- [Task]: Look through the lines below and extract any with the word "JSON".

══ Data provided ══

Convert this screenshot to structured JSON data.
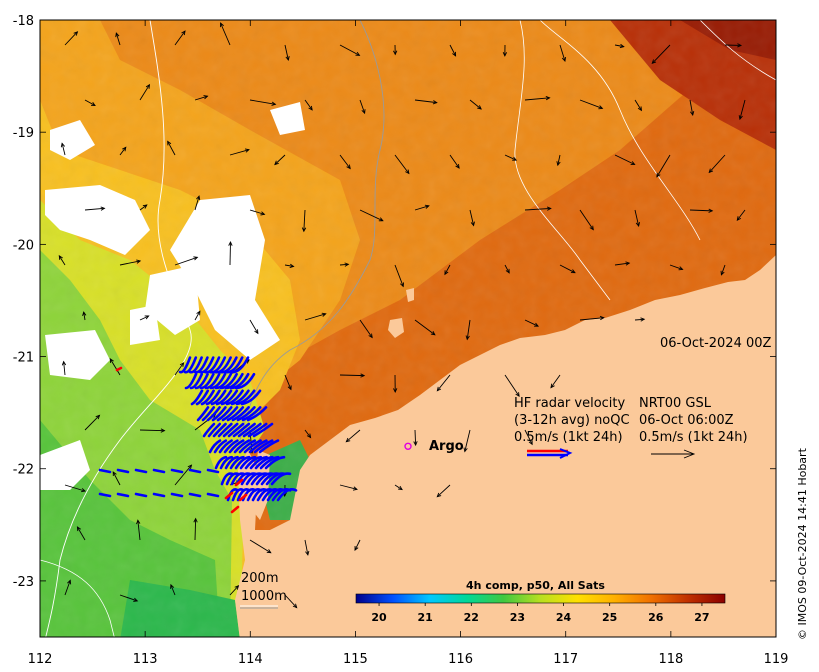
{
  "map": {
    "lon_min": 112,
    "lon_max": 119,
    "lat_min": -23.5,
    "lat_max": -18,
    "x_ticks": [
      "112",
      "113",
      "114",
      "115",
      "116",
      "117",
      "118",
      "119"
    ],
    "y_ticks": [
      "-18",
      "-19",
      "-20",
      "-21",
      "-22",
      "-23"
    ],
    "date_label": "06-Oct-2024 00Z",
    "land_color": "#fbc99a",
    "argo": {
      "label": "Argo",
      "lon": 115.5,
      "lat": -21.8,
      "color": "#e000e0"
    }
  },
  "legend": {
    "line1_left": "HF radar velocity",
    "line1_right": "NRT00 GSL",
    "line2_left": "(3-12h avg) noQC",
    "line2_right": "06-Oct 06:00Z",
    "line3_left": "0.5m/s (1kt 24h)",
    "line3_right": "0.5m/s (1kt 24h)",
    "radar_colors": [
      "#ff0000",
      "#0000ff"
    ]
  },
  "bathymetry": {
    "contour_1": "200m",
    "contour_2": "1000m"
  },
  "colorbar": {
    "title": "4h comp, p50, All Sats",
    "min": 19.5,
    "max": 27.5,
    "ticks": [
      "20",
      "21",
      "22",
      "23",
      "24",
      "25",
      "26",
      "27"
    ],
    "colors": [
      "#00008b",
      "#0050ff",
      "#00c8ff",
      "#00d898",
      "#40c840",
      "#b8e020",
      "#ffe000",
      "#ffb000",
      "#f07000",
      "#c03000",
      "#8b0000"
    ]
  },
  "credit": "© IMOS 09-Oct-2024 14:41 Hobart"
}
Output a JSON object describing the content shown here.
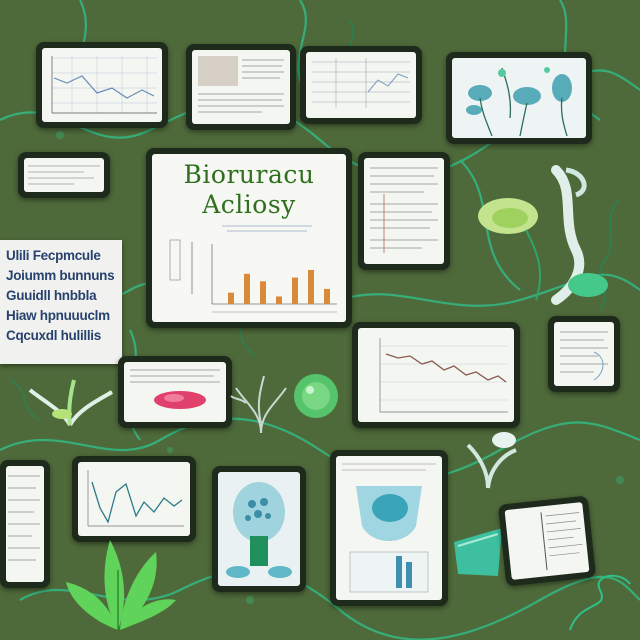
{
  "poster": {
    "title_line1": "Bioruracu",
    "title_line2": "Acliosy"
  },
  "side_panel": {
    "lines": [
      "Ulili Fecpmcule",
      "Joiumm bunnuns",
      "Guuidll hnbbla",
      "Hiaw hpnuuuclm",
      "Cqcuxdl hulillis"
    ]
  },
  "main_figure": {
    "bar_values": [
      3,
      8,
      6,
      2,
      7,
      9,
      4
    ]
  },
  "colors": {
    "background": "#4f6a3a",
    "frame": "#1d2a1c",
    "vine": "#2fbf8a",
    "title": "#2f6f1e",
    "bars": "#d98a3a",
    "leaf": "#6fd86a"
  }
}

═══

- [Complete output]:
Convert this screenshot to structured JSON data.
Output a JSON object describing the content shown here.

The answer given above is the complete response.